## What the exercise asks
Exactly as written, print each record in the listing.

## Data
————
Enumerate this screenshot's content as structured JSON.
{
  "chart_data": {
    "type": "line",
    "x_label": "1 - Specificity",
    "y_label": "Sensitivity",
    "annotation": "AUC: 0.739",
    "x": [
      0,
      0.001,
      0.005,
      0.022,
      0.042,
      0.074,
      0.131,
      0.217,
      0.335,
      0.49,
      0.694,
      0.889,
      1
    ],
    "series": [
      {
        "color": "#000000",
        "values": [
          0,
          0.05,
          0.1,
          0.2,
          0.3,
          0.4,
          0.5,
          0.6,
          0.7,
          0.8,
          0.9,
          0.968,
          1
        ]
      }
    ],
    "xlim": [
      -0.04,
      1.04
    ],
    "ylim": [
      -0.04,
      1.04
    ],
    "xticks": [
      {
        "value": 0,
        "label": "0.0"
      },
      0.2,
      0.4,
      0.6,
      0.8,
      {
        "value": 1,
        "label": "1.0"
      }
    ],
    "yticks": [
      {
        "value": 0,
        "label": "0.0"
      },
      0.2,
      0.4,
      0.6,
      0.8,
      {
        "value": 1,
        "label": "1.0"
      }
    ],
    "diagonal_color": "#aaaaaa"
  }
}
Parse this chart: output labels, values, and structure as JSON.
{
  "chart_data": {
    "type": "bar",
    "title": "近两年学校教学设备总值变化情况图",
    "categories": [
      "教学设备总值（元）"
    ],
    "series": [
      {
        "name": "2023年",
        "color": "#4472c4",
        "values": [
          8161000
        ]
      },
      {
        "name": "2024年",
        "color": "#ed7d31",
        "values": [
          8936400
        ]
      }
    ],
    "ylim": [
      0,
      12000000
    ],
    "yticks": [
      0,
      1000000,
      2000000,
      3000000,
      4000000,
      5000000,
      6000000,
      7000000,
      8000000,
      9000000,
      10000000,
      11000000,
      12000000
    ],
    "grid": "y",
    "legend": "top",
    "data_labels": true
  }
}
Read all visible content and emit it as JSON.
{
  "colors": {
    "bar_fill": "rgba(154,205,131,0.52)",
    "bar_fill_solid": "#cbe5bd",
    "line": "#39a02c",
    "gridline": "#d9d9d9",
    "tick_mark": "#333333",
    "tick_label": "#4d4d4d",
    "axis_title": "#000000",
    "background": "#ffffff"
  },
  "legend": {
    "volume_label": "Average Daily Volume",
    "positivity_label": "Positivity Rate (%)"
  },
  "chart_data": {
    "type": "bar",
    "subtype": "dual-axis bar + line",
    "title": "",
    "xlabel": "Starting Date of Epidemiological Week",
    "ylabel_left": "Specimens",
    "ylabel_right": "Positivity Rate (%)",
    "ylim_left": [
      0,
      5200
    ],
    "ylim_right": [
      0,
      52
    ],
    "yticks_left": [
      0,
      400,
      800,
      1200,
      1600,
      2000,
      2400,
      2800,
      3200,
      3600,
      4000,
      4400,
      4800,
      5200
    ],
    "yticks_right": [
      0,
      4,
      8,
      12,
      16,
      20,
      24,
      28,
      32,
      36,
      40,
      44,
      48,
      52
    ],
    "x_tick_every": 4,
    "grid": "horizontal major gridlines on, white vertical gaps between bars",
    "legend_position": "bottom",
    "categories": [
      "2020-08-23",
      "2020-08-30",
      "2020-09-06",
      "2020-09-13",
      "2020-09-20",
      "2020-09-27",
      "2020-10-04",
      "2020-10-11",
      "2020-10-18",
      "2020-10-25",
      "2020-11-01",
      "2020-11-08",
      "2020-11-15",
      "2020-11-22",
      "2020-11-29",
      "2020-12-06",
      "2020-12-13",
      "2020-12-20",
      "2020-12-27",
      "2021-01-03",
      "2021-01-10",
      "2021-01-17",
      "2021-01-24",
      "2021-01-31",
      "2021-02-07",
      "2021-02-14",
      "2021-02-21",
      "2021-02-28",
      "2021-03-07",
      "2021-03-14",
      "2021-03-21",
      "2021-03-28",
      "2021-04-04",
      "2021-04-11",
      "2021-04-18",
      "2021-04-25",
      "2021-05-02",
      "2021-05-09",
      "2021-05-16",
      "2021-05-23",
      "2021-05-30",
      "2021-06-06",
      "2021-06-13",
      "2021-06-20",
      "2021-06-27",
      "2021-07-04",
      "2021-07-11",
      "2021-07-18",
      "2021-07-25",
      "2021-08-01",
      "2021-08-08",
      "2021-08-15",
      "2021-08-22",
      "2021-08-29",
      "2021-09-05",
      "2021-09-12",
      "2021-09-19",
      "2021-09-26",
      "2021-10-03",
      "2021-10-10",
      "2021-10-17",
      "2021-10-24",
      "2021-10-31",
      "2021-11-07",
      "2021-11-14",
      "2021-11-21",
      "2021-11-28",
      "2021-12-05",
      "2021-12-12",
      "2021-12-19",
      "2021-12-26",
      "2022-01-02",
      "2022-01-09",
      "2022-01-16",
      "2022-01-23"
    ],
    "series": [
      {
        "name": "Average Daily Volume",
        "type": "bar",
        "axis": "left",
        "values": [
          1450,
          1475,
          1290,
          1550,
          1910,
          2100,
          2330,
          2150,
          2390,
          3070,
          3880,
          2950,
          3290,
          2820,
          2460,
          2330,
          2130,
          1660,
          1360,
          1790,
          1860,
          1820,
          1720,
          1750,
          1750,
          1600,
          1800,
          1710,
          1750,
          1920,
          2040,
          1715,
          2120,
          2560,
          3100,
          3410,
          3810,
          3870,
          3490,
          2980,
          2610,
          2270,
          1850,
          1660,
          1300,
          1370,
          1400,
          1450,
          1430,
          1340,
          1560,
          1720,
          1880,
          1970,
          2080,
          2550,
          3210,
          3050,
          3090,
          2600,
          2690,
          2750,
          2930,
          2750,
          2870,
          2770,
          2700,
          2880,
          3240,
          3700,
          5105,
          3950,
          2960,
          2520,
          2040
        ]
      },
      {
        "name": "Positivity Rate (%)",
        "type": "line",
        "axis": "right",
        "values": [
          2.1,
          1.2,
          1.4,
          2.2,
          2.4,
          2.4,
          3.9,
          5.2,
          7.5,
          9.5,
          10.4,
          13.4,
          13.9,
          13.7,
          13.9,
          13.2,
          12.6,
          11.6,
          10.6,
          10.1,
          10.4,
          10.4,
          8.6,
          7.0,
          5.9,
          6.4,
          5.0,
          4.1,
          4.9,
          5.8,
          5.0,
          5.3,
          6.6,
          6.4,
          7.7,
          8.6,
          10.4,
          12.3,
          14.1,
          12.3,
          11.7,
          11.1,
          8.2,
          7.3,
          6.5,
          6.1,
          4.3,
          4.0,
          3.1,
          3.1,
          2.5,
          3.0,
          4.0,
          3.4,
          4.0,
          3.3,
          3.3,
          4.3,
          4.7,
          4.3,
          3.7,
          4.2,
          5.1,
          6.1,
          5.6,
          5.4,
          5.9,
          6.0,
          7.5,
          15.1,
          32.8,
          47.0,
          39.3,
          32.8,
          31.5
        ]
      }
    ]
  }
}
————
## Problem solution
Enumerate this screenshot's content as structured JSON.
{
  "chart_data": {
    "type": "line",
    "x_label": "1 - Specificity",
    "y_label": "Sensitivity",
    "annotation": "AUC: 0.739",
    "x": [
      0,
      0.001,
      0.005,
      0.022,
      0.042,
      0.074,
      0.131,
      0.217,
      0.335,
      0.49,
      0.694,
      0.889,
      1
    ],
    "series": [
      {
        "color": "#000000",
        "values": [
          0,
          0.05,
          0.1,
          0.2,
          0.3,
          0.4,
          0.5,
          0.6,
          0.7,
          0.8,
          0.9,
          0.968,
          1
        ]
      }
    ],
    "xlim": [
      -0.04,
      1.04
    ],
    "ylim": [
      -0.04,
      1.04
    ],
    "xticks": [
      {
        "value": 0,
        "label": "0.0"
      },
      0.2,
      0.4,
      0.6,
      0.8,
      {
        "value": 1,
        "label": "1.0"
      }
    ],
    "yticks": [
      {
        "value": 0,
        "label": "0.0"
      },
      0.2,
      0.4,
      0.6,
      0.8,
      {
        "value": 1,
        "label": "1.0"
      }
    ],
    "diagonal_color": "#aaaaaa"
  }
}
Parse this chart: output labels, values, and structure as JSON.
{
  "chart_data": {
    "type": "bar",
    "title": "近两年学校教学设备总值变化情况图",
    "categories": [
      "教学设备总值（元）"
    ],
    "series": [
      {
        "name": "2023年",
        "color": "#4472c4",
        "values": [
          8161000
        ]
      },
      {
        "name": "2024年",
        "color": "#ed7d31",
        "values": [
          8936400
        ]
      }
    ],
    "ylim": [
      0,
      12000000
    ],
    "yticks": [
      0,
      1000000,
      2000000,
      3000000,
      4000000,
      5000000,
      6000000,
      7000000,
      8000000,
      9000000,
      10000000,
      11000000,
      12000000
    ],
    "grid": "y",
    "legend": "top",
    "data_labels": true
  }
}
Read all visible content and emit it as JSON.
{
  "colors": {
    "bar_fill": "rgba(154,205,131,0.52)",
    "bar_fill_solid": "#cbe5bd",
    "line": "#39a02c",
    "gridline": "#d9d9d9",
    "tick_mark": "#333333",
    "tick_label": "#4d4d4d",
    "axis_title": "#000000",
    "background": "#ffffff"
  },
  "legend": {
    "volume_label": "Average Daily Volume",
    "positivity_label": "Positivity Rate (%)"
  },
  "chart_data": {
    "type": "bar",
    "subtype": "dual-axis bar + line",
    "title": "",
    "xlabel": "Starting Date of Epidemiological Week",
    "ylabel_left": "Specimens",
    "ylabel_right": "Positivity Rate (%)",
    "ylim_left": [
      0,
      5200
    ],
    "ylim_right": [
      0,
      52
    ],
    "yticks_left": [
      0,
      400,
      800,
      1200,
      1600,
      2000,
      2400,
      2800,
      3200,
      3600,
      4000,
      4400,
      4800,
      5200
    ],
    "yticks_right": [
      0,
      4,
      8,
      12,
      16,
      20,
      24,
      28,
      32,
      36,
      40,
      44,
      48,
      52
    ],
    "x_tick_every": 4,
    "grid": "horizontal major gridlines on, white vertical gaps between bars",
    "legend_position": "bottom",
    "categories": [
      "2020-08-23",
      "2020-08-30",
      "2020-09-06",
      "2020-09-13",
      "2020-09-20",
      "2020-09-27",
      "2020-10-04",
      "2020-10-11",
      "2020-10-18",
      "2020-10-25",
      "2020-11-01",
      "2020-11-08",
      "2020-11-15",
      "2020-11-22",
      "2020-11-29",
      "2020-12-06",
      "2020-12-13",
      "2020-12-20",
      "2020-12-27",
      "2021-01-03",
      "2021-01-10",
      "2021-01-17",
      "2021-01-24",
      "2021-01-31",
      "2021-02-07",
      "2021-02-14",
      "2021-02-21",
      "2021-02-28",
      "2021-03-07",
      "2021-03-14",
      "2021-03-21",
      "2021-03-28",
      "2021-04-04",
      "2021-04-11",
      "2021-04-18",
      "2021-04-25",
      "2021-05-02",
      "2021-05-09",
      "2021-05-16",
      "2021-05-23",
      "2021-05-30",
      "2021-06-06",
      "2021-06-13",
      "2021-06-20",
      "2021-06-27",
      "2021-07-04",
      "2021-07-11",
      "2021-07-18",
      "2021-07-25",
      "2021-08-01",
      "2021-08-08",
      "2021-08-15",
      "2021-08-22",
      "2021-08-29",
      "2021-09-05",
      "2021-09-12",
      "2021-09-19",
      "2021-09-26",
      "2021-10-03",
      "2021-10-10",
      "2021-10-17",
      "2021-10-24",
      "2021-10-31",
      "2021-11-07",
      "2021-11-14",
      "2021-11-21",
      "2021-11-28",
      "2021-12-05",
      "2021-12-12",
      "2021-12-19",
      "2021-12-26",
      "2022-01-02",
      "2022-01-09",
      "2022-01-16",
      "2022-01-23"
    ],
    "series": [
      {
        "name": "Average Daily Volume",
        "type": "bar",
        "axis": "left",
        "values": [
          1450,
          1475,
          1290,
          1550,
          1910,
          2100,
          2330,
          2150,
          2390,
          3070,
          3880,
          2950,
          3290,
          2820,
          2460,
          2330,
          2130,
          1660,
          1360,
          1790,
          1860,
          1820,
          1720,
          1750,
          1750,
          1600,
          1800,
          1710,
          1750,
          1920,
          2040,
          1715,
          2120,
          2560,
          3100,
          3410,
          3810,
          3870,
          3490,
          2980,
          2610,
          2270,
          1850,
          1660,
          1300,
          1370,
          1400,
          1450,
          1430,
          1340,
          1560,
          1720,
          1880,
          1970,
          2080,
          2550,
          3210,
          3050,
          3090,
          2600,
          2690,
          2750,
          2930,
          2750,
          2870,
          2770,
          2700,
          2880,
          3240,
          3700,
          5105,
          3950,
          2960,
          2520,
          2040
        ]
      },
      {
        "name": "Positivity Rate (%)",
        "type": "line",
        "axis": "right",
        "values": [
          2.1,
          1.2,
          1.4,
          2.2,
          2.4,
          2.4,
          3.9,
          5.2,
          7.5,
          9.5,
          10.4,
          13.4,
          13.9,
          13.7,
          13.9,
          13.2,
          12.6,
          11.6,
          10.6,
          10.1,
          10.4,
          10.4,
          8.6,
          7.0,
          5.9,
          6.4,
          5.0,
          4.1,
          4.9,
          5.8,
          5.0,
          5.3,
          6.6,
          6.4,
          7.7,
          8.6,
          10.4,
          12.3,
          14.1,
          12.3,
          11.7,
          11.1,
          8.2,
          7.3,
          6.5,
          6.1,
          4.3,
          4.0,
          3.1,
          3.1,
          2.5,
          3.0,
          4.0,
          3.4,
          4.0,
          3.3,
          3.3,
          4.3,
          4.7,
          4.3,
          3.7,
          4.2,
          5.1,
          6.1,
          5.6,
          5.4,
          5.9,
          6.0,
          7.5,
          15.1,
          32.8,
          47.0,
          39.3,
          32.8,
          31.5
        ]
      }
    ]
  }
}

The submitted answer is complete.